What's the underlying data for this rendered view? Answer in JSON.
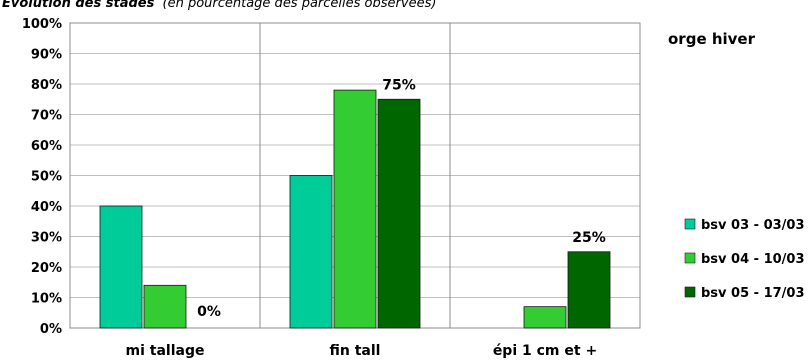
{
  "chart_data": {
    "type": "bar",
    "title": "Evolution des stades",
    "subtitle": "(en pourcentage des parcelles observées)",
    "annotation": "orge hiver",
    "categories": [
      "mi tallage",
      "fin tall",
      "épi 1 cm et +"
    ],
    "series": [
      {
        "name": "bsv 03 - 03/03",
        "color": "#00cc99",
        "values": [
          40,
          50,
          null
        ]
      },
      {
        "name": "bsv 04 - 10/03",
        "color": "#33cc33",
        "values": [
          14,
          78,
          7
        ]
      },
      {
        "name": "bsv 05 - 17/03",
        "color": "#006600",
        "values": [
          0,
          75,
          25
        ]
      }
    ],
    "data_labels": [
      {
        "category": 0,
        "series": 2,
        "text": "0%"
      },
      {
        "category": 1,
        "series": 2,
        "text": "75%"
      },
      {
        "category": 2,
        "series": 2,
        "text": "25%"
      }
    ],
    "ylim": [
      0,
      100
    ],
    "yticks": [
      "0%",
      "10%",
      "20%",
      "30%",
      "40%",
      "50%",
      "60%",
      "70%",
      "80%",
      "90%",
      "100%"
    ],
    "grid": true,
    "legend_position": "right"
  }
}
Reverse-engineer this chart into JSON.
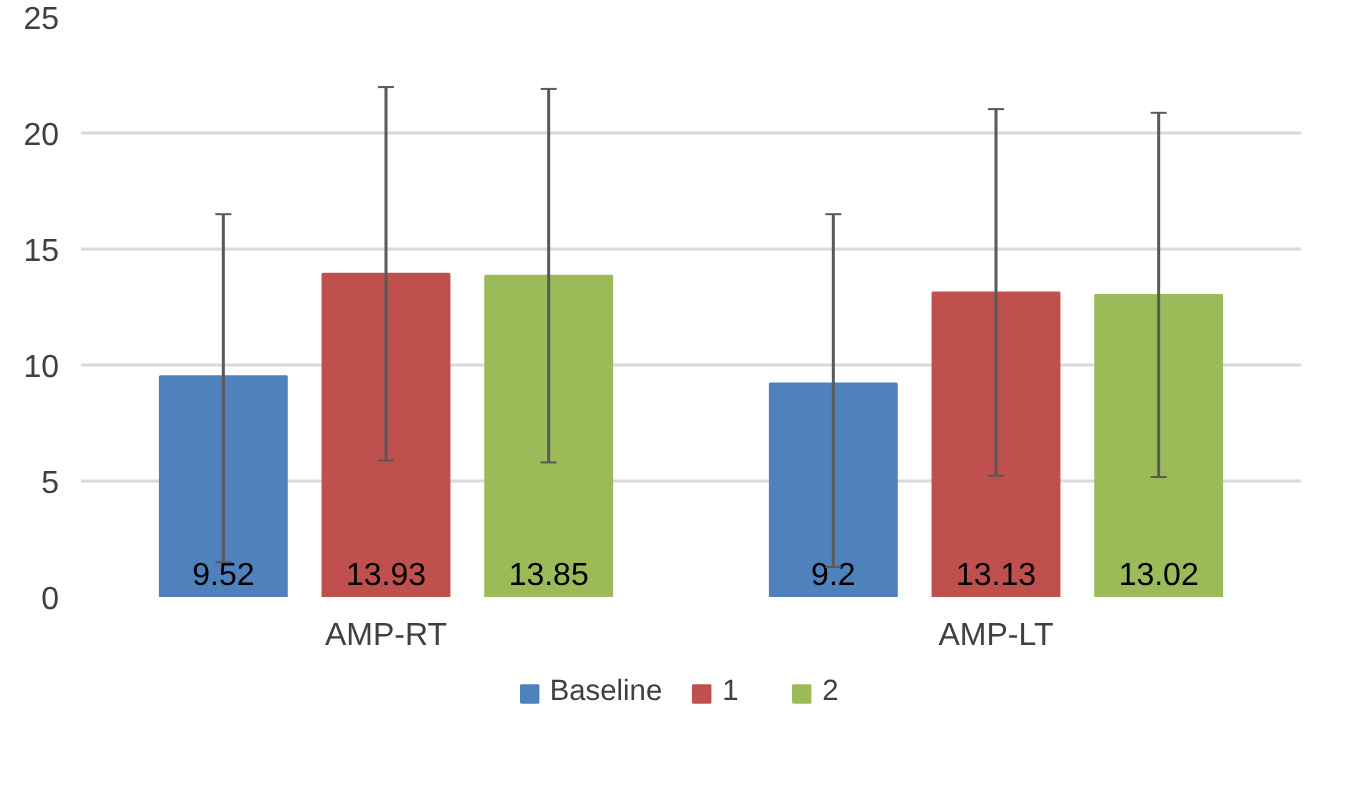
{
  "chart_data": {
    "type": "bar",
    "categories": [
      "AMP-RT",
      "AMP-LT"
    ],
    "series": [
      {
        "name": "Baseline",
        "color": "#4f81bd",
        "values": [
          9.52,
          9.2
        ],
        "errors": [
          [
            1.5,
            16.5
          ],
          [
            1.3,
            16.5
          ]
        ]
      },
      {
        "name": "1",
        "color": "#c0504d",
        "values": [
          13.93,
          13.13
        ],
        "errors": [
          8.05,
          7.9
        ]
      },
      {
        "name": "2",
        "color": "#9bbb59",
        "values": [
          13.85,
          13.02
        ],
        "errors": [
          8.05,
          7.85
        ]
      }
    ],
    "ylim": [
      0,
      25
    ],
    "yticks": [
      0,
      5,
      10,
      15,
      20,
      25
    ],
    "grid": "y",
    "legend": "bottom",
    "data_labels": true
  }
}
^^^^^^^^^^^^^^^^
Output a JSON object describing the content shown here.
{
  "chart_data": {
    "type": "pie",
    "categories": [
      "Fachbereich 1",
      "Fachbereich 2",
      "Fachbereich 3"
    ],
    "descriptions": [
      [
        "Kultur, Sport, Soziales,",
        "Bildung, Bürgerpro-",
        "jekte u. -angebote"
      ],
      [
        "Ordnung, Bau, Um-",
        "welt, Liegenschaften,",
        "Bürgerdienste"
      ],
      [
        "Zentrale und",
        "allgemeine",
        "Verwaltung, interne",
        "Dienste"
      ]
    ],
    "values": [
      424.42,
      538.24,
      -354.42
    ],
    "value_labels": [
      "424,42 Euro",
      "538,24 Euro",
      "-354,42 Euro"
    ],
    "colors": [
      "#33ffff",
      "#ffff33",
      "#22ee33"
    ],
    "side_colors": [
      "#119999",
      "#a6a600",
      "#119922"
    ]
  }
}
^^^^^^^^^^^^^^^^
EXERCISE:
Copy out all lines from the material above that contain the string "JSON".

EXERCISE SOLUTION:
What's the underlying data for this rendered view? Answer in JSON.
Reverse-engineer this chart into JSON.
Output a JSON object describing the content shown here.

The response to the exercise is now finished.